— Supplied records —
****************

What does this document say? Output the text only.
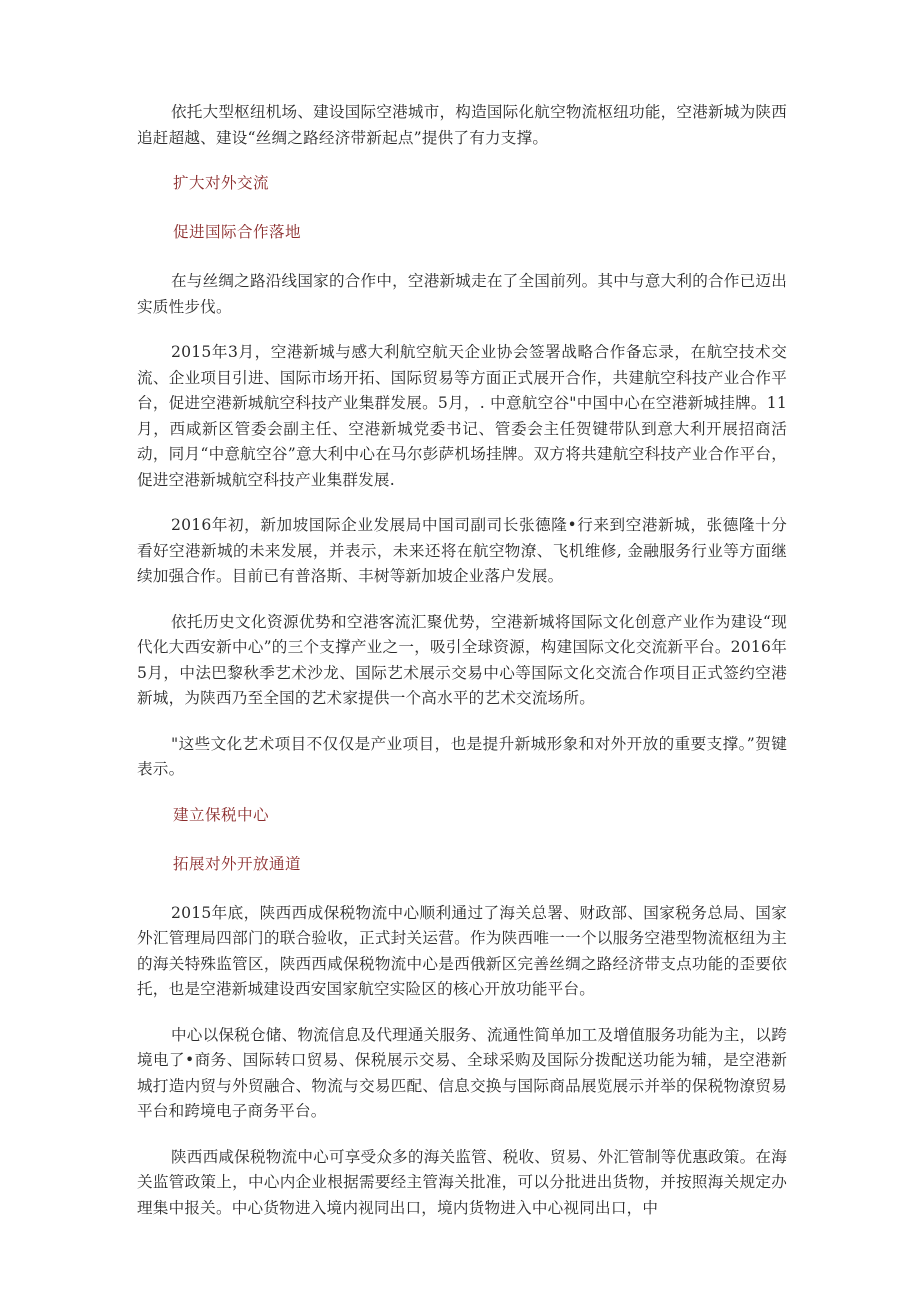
依托大型枢纽机场、建设国际空港城市，构造国际化航空物流枢纽功能，空港新城为陕西追赶超越、建设“丝绸之路经济带新起点”提供了有力支撑。

扩大对外交流

促进国际合作落地

在与丝绸之路沿线国家的合作中，空港新城走在了全国前列。其中与意大利的合作已迈出实质性步伐。

2015年3月，空港新城与感大利航空航天企业协会签署战略合作备忘录，在航空技术交流、企业项目引进、国际市场开拓、国际贸易等方面正式展开合作，共建航空科技产业合作平台，促进空港新城航空科技产业集群发展。5月，. 中意航空谷"中国中心在空港新城挂牌。11月，西咸新区管委会副主任、空港新城党委书记、管委会主任贺键带队到意大利开展招商活动，同月“中意航空谷”意大利中心在马尔彭萨机场挂牌。双方将共建航空科技产业合作平台，促进空港新城航空科技产业集群发展.

2016年初，新加坡国际企业发展局中国司副司长张德隆•行来到空港新城，张德隆十分看好空港新城的未来发展，并表示，未来还将在航空物潦、飞机维修, 金融服务行业等方面继续加强合作。目前已有普洛斯、丰树等新加坡企业落户发展。

依托历史文化资源优势和空港客流汇聚优势，空港新城将国际文化创意产业作为建设“现代化大西安新中心”的三个支撑产业之一，吸引全球资源，构建国际文化交流新平台。2016年5月，中法巴黎秋季艺术沙龙、国际艺术展示交易中心等国际文化交流合作项目正式签约空港新城，为陕西乃至全国的艺术家提供一个高水平的艺术交流场所。

"这些文化艺术项目不仅仅是产业项目，也是提升新城形象和对外开放的重要支撑。”贺键表示。

建立保税中心

拓展对外开放通道

2015年底，陕西西成保税物流中心顺利通过了海关总署、财政部、国家税务总局、国家外汇管理局四部门的联合验收，正式封关运营。作为陕西唯一一个以服务空港型物流枢纽为主的海关特殊监管区，陕西西咸保税物流中心是西俄新区完善丝绸之路经济带支点功能的歪要依托，也是空港新城建设西安国家航空实险区的核心开放功能平台。

中心以保税仓储、物流信息及代理通关服务、流通性简单加工及增值服务功能为主，以跨境电了•商务、国际转口贸易、保税展示交易、全球采购及国际分拨配送功能为辅，是空港新城打造内贸与外贸融合、物流与交易匹配、信息交换与国际商品展览展示并举的保税物潦贸易平台和跨境电子商务平台。

陕西西咸保税物流中心可享受众多的海关监管、税收、贸易、外汇管制等优惠政策。在海关监管政策上，中心内企业根据需要经主管海关批准，可以分批进出货物，并按照海关规定办理集中报关。中心货物进入境内视同出口，境内货物进入中心视同出口，中
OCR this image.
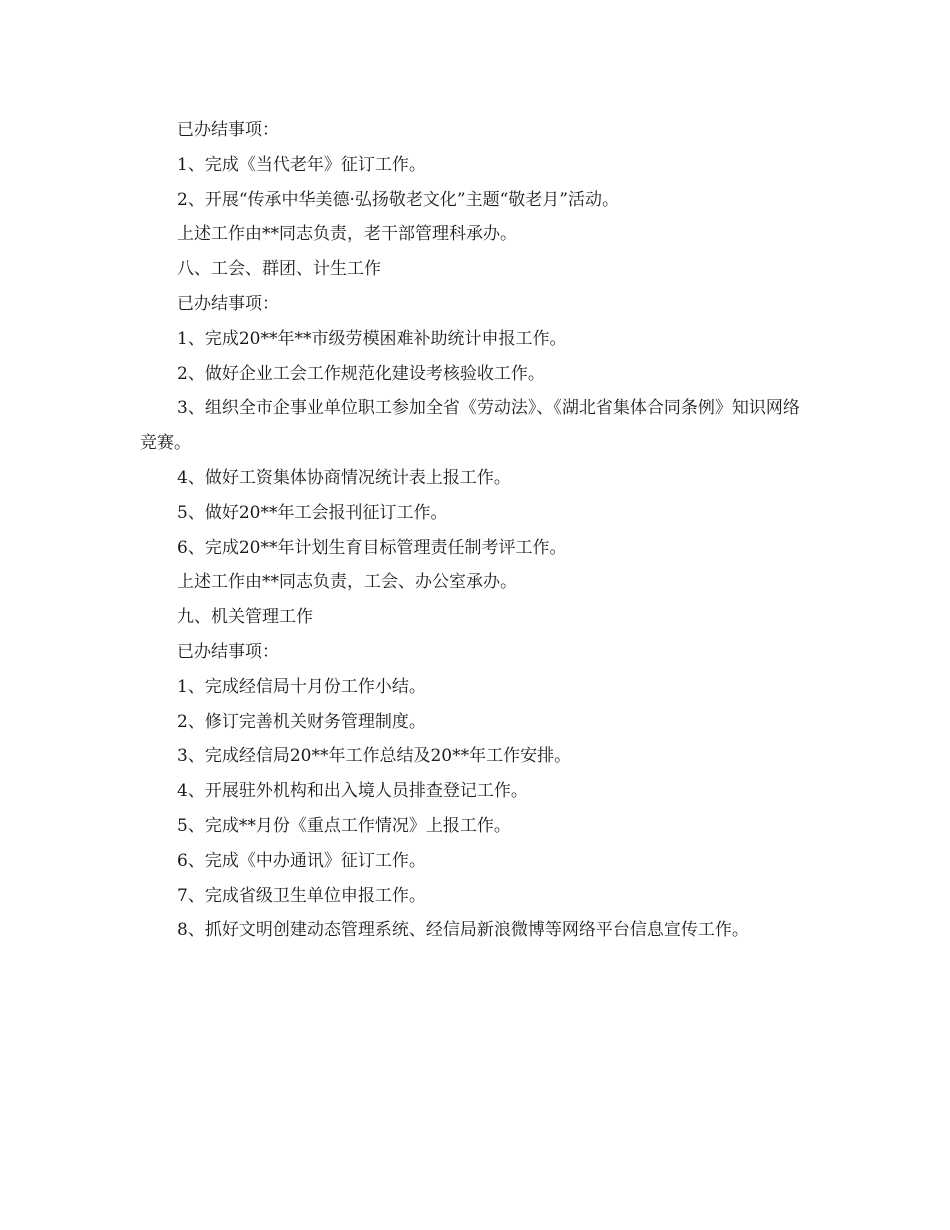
已办结事项：

1、完成《当代老年》征订工作。

2、开展“传承中华美德·弘扬敬老文化”主题“敬老月”活动。

上述工作由**同志负责，老干部管理科承办。

八、工会、群团、计生工作

已办结事项：

1、完成20**年**市级劳模困难补助统计申报工作。

2、做好企业工会工作规范化建设考核验收工作。

3、组织全市企事业单位职工参加全省《劳动法》、《湖北省集体合同条例》知识网络竞赛。

4、做好工资集体协商情况统计表上报工作。

5、做好20**年工会报刊征订工作。

6、完成20**年计划生育目标管理责任制考评工作。

上述工作由**同志负责，工会、办公室承办。

九、机关管理工作

已办结事项：

1、完成经信局十月份工作小结。

2、修订完善机关财务管理制度。

3、完成经信局20**年工作总结及20**年工作安排。

4、开展驻外机构和出入境人员排查登记工作。

5、完成**月份《重点工作情况》上报工作。

6、完成《中办通讯》征订工作。

7、完成省级卫生单位申报工作。

8、抓好文明创建动态管理系统、经信局新浪微博等网络平台信息宣传工作。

****************

— Description of the task —
Starting with the line that holds "OCR this image.", repeat exactly every line through the end of the material above, both ends included, without the pictures.

— Output for this task —
OCR this image.
已办结事项：

1、完成《当代老年》征订工作。

2、开展“传承中华美德·弘扬敬老文化”主题“敬老月”活动。

上述工作由**同志负责，老干部管理科承办。

八、工会、群团、计生工作

已办结事项：

1、完成20**年**市级劳模困难补助统计申报工作。

2、做好企业工会工作规范化建设考核验收工作。

3、组织全市企事业单位职工参加全省《劳动法》、《湖北省集体合同条例》知识网络竞赛。

4、做好工资集体协商情况统计表上报工作。

5、做好20**年工会报刊征订工作。

6、完成20**年计划生育目标管理责任制考评工作。

上述工作由**同志负责，工会、办公室承办。

九、机关管理工作

已办结事项：

1、完成经信局十月份工作小结。

2、修订完善机关财务管理制度。

3、完成经信局20**年工作总结及20**年工作安排。

4、开展驻外机构和出入境人员排查登记工作。

5、完成**月份《重点工作情况》上报工作。

6、完成《中办通讯》征订工作。

7、完成省级卫生单位申报工作。

8、抓好文明创建动态管理系统、经信局新浪微博等网络平台信息宣传工作。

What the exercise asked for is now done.